◆ INPUT MATERIAL:
★ ★ ★ ★

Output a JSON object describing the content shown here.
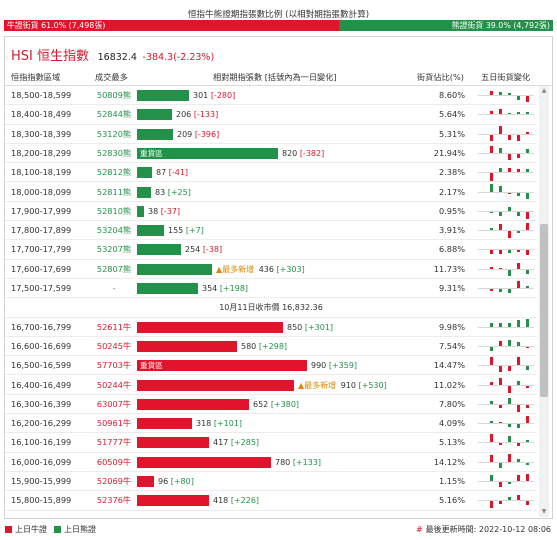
{
  "title": "恒指牛熊證期指張數比例 (以相對期指張數計算)",
  "ratio": {
    "bull_label": "牛證街貨 61.0% (7,498張)",
    "bear_label": "熊證街貨 39.0% (4,792張)",
    "bull_share": 0.61
  },
  "index": {
    "code": "HSI 恒生指數",
    "price": "16832.4",
    "change": "-384.3(-2.23%)"
  },
  "headers": {
    "range": "恒指指數區域",
    "code": "成交最多",
    "contracts": "相對期指張數 [括號內為一日變化]",
    "pct": "街貨佔比(%)",
    "trend": "五日街貨變化"
  },
  "bear_rows": [
    {
      "range": "18,500-18,599",
      "code": "50809熊",
      "count": 301,
      "change": "[-280]",
      "pct": "8.60%"
    },
    {
      "range": "18,400-18,499",
      "code": "52844熊",
      "count": 206,
      "change": "[-133]",
      "pct": "5.64%"
    },
    {
      "range": "18,300-18,399",
      "code": "53120熊",
      "count": 209,
      "change": "[-396]",
      "pct": "5.31%"
    },
    {
      "range": "18,200-18,299",
      "code": "52830熊",
      "count": 820,
      "change": "[-382]",
      "pct": "21.94%",
      "tag": "重貨區"
    },
    {
      "range": "18,100-18,199",
      "code": "52812熊",
      "count": 87,
      "change": "[-41]",
      "pct": "2.38%"
    },
    {
      "range": "18,000-18,099",
      "code": "52811熊",
      "count": 83,
      "change": "[+25]",
      "pct": "2.17%"
    },
    {
      "range": "17,900-17,999",
      "code": "52810熊",
      "count": 38,
      "change": "[-37]",
      "pct": "0.95%"
    },
    {
      "range": "17,800-17,899",
      "code": "53204熊",
      "count": 155,
      "change": "[+7]",
      "pct": "3.91%"
    },
    {
      "range": "17,700-17,799",
      "code": "53207熊",
      "count": 254,
      "change": "[-38]",
      "pct": "6.88%"
    },
    {
      "range": "17,600-17,699",
      "code": "52807熊",
      "count": 436,
      "change": "[+303]",
      "pct": "11.73%",
      "new": "▲最多新增"
    },
    {
      "range": "17,500-17,599",
      "code": "-",
      "count": 354,
      "change": "[+198]",
      "pct": "9.31%"
    }
  ],
  "close_label": "10月11日收市價 16,832.36",
  "bull_rows": [
    {
      "range": "16,700-16,799",
      "code": "52611牛",
      "count": 850,
      "change": "[+301]",
      "pct": "9.98%"
    },
    {
      "range": "16,600-16,699",
      "code": "50245牛",
      "count": 580,
      "change": "[+298]",
      "pct": "7.54%"
    },
    {
      "range": "16,500-16,599",
      "code": "57703牛",
      "count": 990,
      "change": "[+359]",
      "pct": "14.47%",
      "tag": "重貨區"
    },
    {
      "range": "16,400-16,499",
      "code": "50244牛",
      "count": 910,
      "change": "[+530]",
      "pct": "11.02%",
      "new": "▲最多新增"
    },
    {
      "range": "16,300-16,399",
      "code": "63007牛",
      "count": 652,
      "change": "[+380]",
      "pct": "7.80%"
    },
    {
      "range": "16,200-16,299",
      "code": "50961牛",
      "count": 318,
      "change": "[+101]",
      "pct": "4.09%"
    },
    {
      "range": "16,100-16,199",
      "code": "51777牛",
      "count": 417,
      "change": "[+285]",
      "pct": "5.13%"
    },
    {
      "range": "16,000-16,099",
      "code": "60509牛",
      "count": 780,
      "change": "[+133]",
      "pct": "14.12%"
    },
    {
      "range": "15,900-15,999",
      "code": "52069牛",
      "count": 96,
      "change": "[+80]",
      "pct": "1.15%"
    },
    {
      "range": "15,800-15,899",
      "code": "52376牛",
      "count": 418,
      "change": "[+226]",
      "pct": "5.16%"
    }
  ],
  "legend": {
    "bull": "上日牛證",
    "bear": "上日熊證"
  },
  "update": {
    "hash": "#",
    "text": "最後更新時間: 2022-10-12 08:06"
  },
  "colors": {
    "bull": "#e0142d",
    "bear": "#23914a",
    "bull_text": "#d61b30",
    "new_tag": "#e08500"
  },
  "icons": {
    "scroll_up": "triangle-up-icon",
    "scroll_down": "triangle-down-icon"
  }
}
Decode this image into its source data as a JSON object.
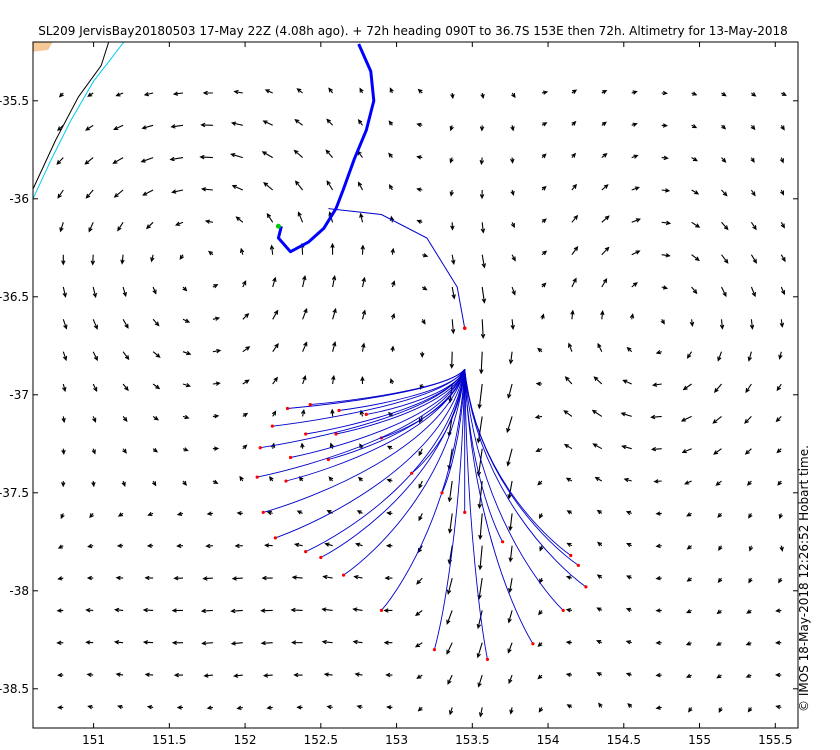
{
  "chart_data": {
    "type": "vector-field",
    "title": "SL209 JervisBay20180503 17-May 22Z (4.08h ago). + 72h heading 090T to 36.7S 153E then 72h. Altimetry for 13-May-2018",
    "side_note": "© IMOS 18-May-2018 12:26:52 Hobart time.",
    "xlabel": "",
    "ylabel": "",
    "xlim": [
      150.6,
      155.65
    ],
    "ylim": [
      -38.7,
      -35.2
    ],
    "xticks": [
      151,
      151.5,
      152,
      152.5,
      153,
      153.5,
      154,
      154.5,
      155,
      155.5
    ],
    "yticks": [
      -35.5,
      -36,
      -36.5,
      -37,
      -37.5,
      -38,
      -38.5
    ],
    "grid": false,
    "colors": {
      "current_arrows": "#000000",
      "glider_track": "#0000ff",
      "trajectories": "#0000cc",
      "trajectory_ends": "#ff0000",
      "glider_position": "#00cc00",
      "coastline": "#000000",
      "isobath": "#00ccee",
      "land": "#f5c896"
    },
    "vector_grid": {
      "lon_start": 150.8,
      "lon_step": 0.1975,
      "lat_start": -35.46,
      "lat_step": -0.165
    },
    "forecast_start": {
      "lon": 153.45,
      "lat": -36.87
    },
    "trajectory_ends": [
      [
        152.28,
        -37.07
      ],
      [
        152.43,
        -37.05
      ],
      [
        152.62,
        -37.08
      ],
      [
        152.8,
        -37.1
      ],
      [
        152.18,
        -37.16
      ],
      [
        152.4,
        -37.2
      ],
      [
        152.6,
        -37.2
      ],
      [
        152.9,
        -37.22
      ],
      [
        152.1,
        -37.27
      ],
      [
        152.3,
        -37.32
      ],
      [
        152.55,
        -37.33
      ],
      [
        152.08,
        -37.42
      ],
      [
        152.27,
        -37.44
      ],
      [
        152.12,
        -37.6
      ],
      [
        152.2,
        -37.73
      ],
      [
        152.4,
        -37.8
      ],
      [
        152.5,
        -37.83
      ],
      [
        152.65,
        -37.92
      ],
      [
        152.9,
        -38.1
      ],
      [
        153.25,
        -38.3
      ],
      [
        153.6,
        -38.35
      ],
      [
        153.9,
        -38.27
      ],
      [
        154.1,
        -38.1
      ],
      [
        154.25,
        -37.98
      ],
      [
        154.2,
        -37.87
      ],
      [
        154.15,
        -37.82
      ],
      [
        153.7,
        -37.75
      ],
      [
        153.45,
        -37.6
      ],
      [
        153.3,
        -37.5
      ],
      [
        153.1,
        -37.4
      ]
    ],
    "glider_track": [
      [
        152.75,
        -35.21
      ],
      [
        152.83,
        -35.35
      ],
      [
        152.85,
        -35.5
      ],
      [
        152.8,
        -35.65
      ],
      [
        152.72,
        -35.8
      ],
      [
        152.65,
        -35.95
      ],
      [
        152.6,
        -36.05
      ],
      [
        152.52,
        -36.15
      ],
      [
        152.42,
        -36.22
      ],
      [
        152.3,
        -36.27
      ],
      [
        152.22,
        -36.2
      ],
      [
        152.24,
        -36.14
      ]
    ],
    "glider_position": {
      "lon": 152.22,
      "lat": -36.14
    },
    "planned_route": [
      [
        152.55,
        -36.05
      ],
      [
        152.9,
        -36.08
      ],
      [
        153.2,
        -36.2
      ],
      [
        153.4,
        -36.45
      ],
      [
        153.45,
        -36.66
      ]
    ],
    "coastline": [
      [
        150.6,
        -35.95
      ],
      [
        150.75,
        -35.7
      ],
      [
        150.9,
        -35.48
      ],
      [
        151.05,
        -35.32
      ],
      [
        151.1,
        -35.2
      ]
    ],
    "isobath": [
      [
        150.6,
        -36.0
      ],
      [
        150.72,
        -35.8
      ],
      [
        150.85,
        -35.6
      ],
      [
        151.0,
        -35.4
      ],
      [
        151.12,
        -35.28
      ],
      [
        151.2,
        -35.2
      ]
    ]
  }
}
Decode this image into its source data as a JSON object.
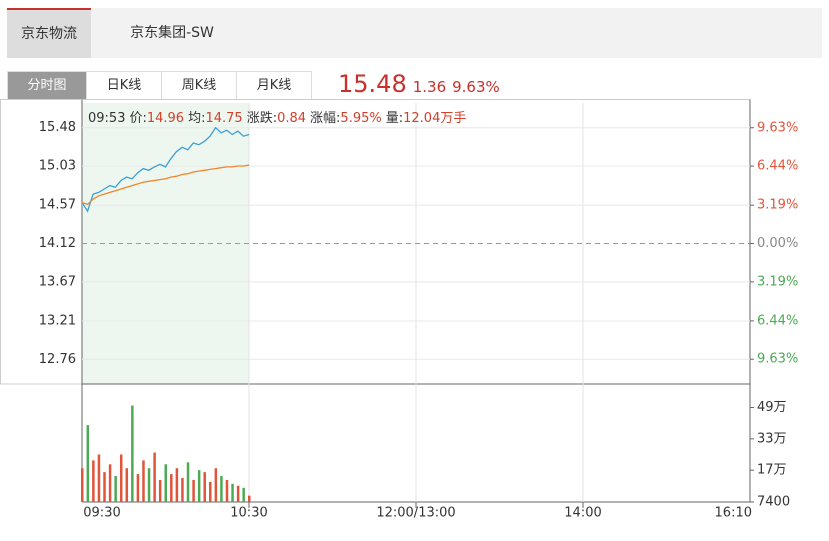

★ ★ ★ ★

◆ AIM OF THE TASK: Find and copy every line in the entries above where the string "title" occurs.

◆ WRITTEN REPLY:
  "title": "恒指牛熊證期指張數比例 (以相對期指張數計算)",
    "title": "SL209 JervisBay20180503 17-May 22Z (4.08h ago). + 72h heading 090T to 36.7S 153E then 72h. Altimetry for 13-May-2018",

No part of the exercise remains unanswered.